Text extract -
Complexity of factorial recursive algorithm

Question

Today in class my teacher wrote on the blackboard this recursive factorial algorithm:

int factorial(int n) {
   if (n == 1) 
       return 1;
   else 
       return n * factorial(n-1);
}

She said that it has a cost of T(n-1) + 1.

Then with iteration method she said that T(n-1) = T(n-2) + 2 = T(n-3) + 3 ... T(n-j) + j, so the algorithm stops when n - j = 1, so j = n - 1.

After that, she substituted j in T(n-j) + j, and obtained T(1) + n-1.

She directly said that for that n-1 = 2^(log₂n-1), so the cost of the algorithm is exponential.

I really lost the last two steps. Can someone please explain them to me?

Answer 1

Let's start off with the analysis of this algorithm. We can write a recurrence relation for the total amount of work done. As a base case, you do one unit of work when the algorithm is run on an input of size 1, so

T(1) = 1

For an input of size n + 1, your algorithm does one unit of work within the function itself, then makes a call to the same function on an input of size n. Therefore

T(n + 1) = T(n) + 1

If you expand out the terms of the recurrence, you get that

• T(1) = 1
• T(2) = T(1) + 1 = 2
• T(3) = T(2) + 1 = 3
• T(4) = T(3) + 1 = 4
• ...
• T(n) = n

So in general this algorithm will require n units of work to complete (i.e. T(n) = n).

The next thing your teacher said was that

T(n) = n = 2^{log₂ n}

This statement is true, because 2^log₂x = x for any nonzero x, since exponentiation and logarithms are inverse operations of one another.

Listed entries -

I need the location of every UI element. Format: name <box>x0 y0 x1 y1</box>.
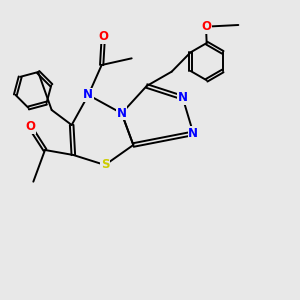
Text: O: O <box>201 20 211 33</box>
Text: O: O <box>98 30 108 43</box>
Text: N: N <box>117 107 127 120</box>
Text: S: S <box>101 158 109 172</box>
Text: N: N <box>188 127 198 140</box>
Text: N: N <box>83 88 93 101</box>
Text: N: N <box>178 91 188 104</box>
Text: O: O <box>25 120 35 133</box>
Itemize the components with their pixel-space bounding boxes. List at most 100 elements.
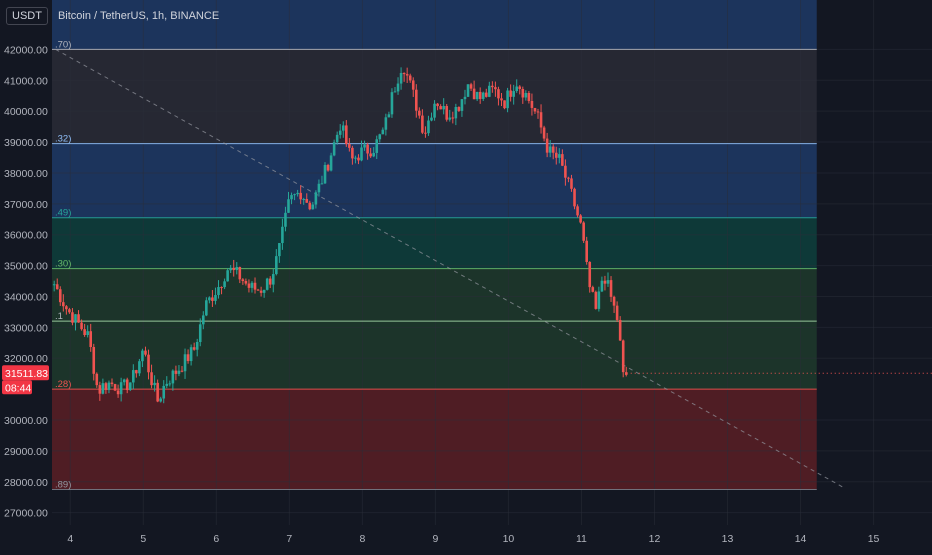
candle-body — [378, 134, 382, 140]
symbol-title[interactable]: Bitcoin / TetherUS, 1h, BINANCE — [57, 10, 220, 22]
candle-body — [122, 379, 126, 383]
dashed-trend-line — [55, 48, 845, 489]
last-price-value: 31511.83 — [5, 368, 48, 380]
time-tick-label: 9 — [432, 533, 438, 545]
candle-body — [551, 146, 555, 153]
candle-body — [287, 199, 290, 213]
candle-body — [80, 322, 83, 330]
candle-body — [588, 261, 592, 288]
candle-body — [293, 194, 296, 196]
candle-body — [250, 282, 254, 288]
candle-body — [554, 152, 558, 158]
time-tick-label: 14 — [795, 533, 807, 545]
candle-body — [241, 279, 245, 282]
candle-body — [351, 147, 354, 159]
candle-body — [296, 192, 299, 195]
bar-countdown: 08:44 — [5, 382, 31, 394]
candle-body — [442, 106, 445, 110]
candle-body — [119, 382, 123, 395]
candle-body — [454, 106, 458, 119]
time-tick-label: 11 — [576, 533, 587, 545]
candle-body — [348, 143, 351, 148]
candle-body — [439, 106, 442, 110]
candle-body — [238, 267, 242, 280]
candle-body — [600, 280, 604, 292]
candle-body — [558, 154, 561, 158]
candle-body — [55, 284, 59, 290]
currency-button[interactable]: USDT — [6, 7, 48, 25]
candle-body — [92, 347, 96, 374]
candle-body — [527, 92, 531, 101]
fib-level-label: .49) — [55, 208, 71, 219]
candle-body — [229, 267, 232, 271]
candle-body — [536, 111, 540, 113]
candle-body — [104, 383, 108, 390]
candle-body — [478, 91, 482, 99]
candle-body — [317, 183, 321, 193]
candle-body — [445, 106, 449, 120]
candle-body — [138, 361, 141, 374]
candle-body — [220, 287, 223, 289]
candle-body — [101, 383, 105, 394]
candle-body — [113, 384, 117, 391]
price-tick-label: 39000.00 — [4, 137, 48, 149]
candle-body — [71, 312, 74, 323]
candle-body — [494, 87, 497, 90]
candle-body — [387, 114, 391, 118]
candle-body — [424, 132, 427, 134]
candle-body — [433, 103, 436, 118]
price-tick-label: 41000.00 — [4, 75, 48, 87]
fib-level-label: .1 — [55, 311, 63, 322]
candle-body — [360, 147, 363, 161]
candle-body — [457, 106, 461, 111]
candle-body — [253, 282, 257, 290]
candle-body — [448, 117, 452, 120]
candle-body — [183, 354, 187, 372]
candle-body — [162, 385, 166, 399]
candle-body — [421, 115, 424, 133]
candle-body — [576, 206, 579, 216]
candle-body — [585, 240, 588, 262]
fib-zone — [52, 268, 817, 322]
time-tick-label: 7 — [286, 533, 292, 545]
candle-body — [214, 295, 217, 301]
candle-body — [542, 127, 546, 139]
time-axis: 4 5 6 7 8 9 10 11 12 13 14 15 — [67, 533, 879, 545]
candle-body — [271, 274, 275, 285]
candle-body — [375, 139, 379, 153]
candle-body — [256, 289, 260, 291]
candle-body — [573, 188, 576, 207]
candle-body — [290, 195, 293, 200]
price-tick-label: 33000.00 — [4, 322, 48, 334]
candle-body — [561, 154, 564, 166]
candle-body — [235, 267, 239, 271]
price-tick-label: 36000.00 — [4, 230, 48, 242]
price-tick-label: 42000.00 — [4, 44, 48, 56]
time-tick-label: 13 — [722, 533, 734, 545]
candle-body — [247, 283, 251, 288]
fib-level-label: .32) — [55, 134, 71, 145]
candle-body — [232, 267, 236, 271]
candle-body — [302, 198, 306, 200]
price-axis: 42000.00 41000.00 40000.00 39000.00 38000.00… — [4, 44, 48, 519]
candle-body — [195, 341, 199, 350]
candle-body — [497, 89, 500, 99]
price-tick-label: 34000.00 — [4, 291, 48, 303]
candle-body — [357, 157, 360, 161]
fib-zone — [52, 217, 817, 269]
candle-body — [147, 354, 150, 373]
fib-zone — [52, 321, 817, 390]
price-tick-label: 29000.00 — [4, 446, 48, 458]
candle-body — [281, 226, 284, 244]
candle-body — [597, 291, 601, 309]
candle-body — [621, 340, 625, 373]
candle-body — [311, 204, 315, 210]
price-tick-label: 38000.00 — [4, 168, 48, 180]
candle-body — [320, 183, 324, 185]
candle-body — [201, 315, 205, 325]
time-tick-label: 4 — [67, 533, 73, 545]
time-tick-label: 10 — [503, 533, 515, 545]
countdown-badge-bg — [2, 380, 32, 395]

Short problem -
Please answer these from the thread on the complexity of the recursive factorial algorithm:
(a) What does the function on the blackboard return when n equals 1?
(b) What cost did the teacher first say the algorithm has?
(c) According to the reply, how many units of work does the algorithm require in general?

Solved exercise -
(a) 1
(b) T(n-1) + 1
(c) n units of work, so T(n) = n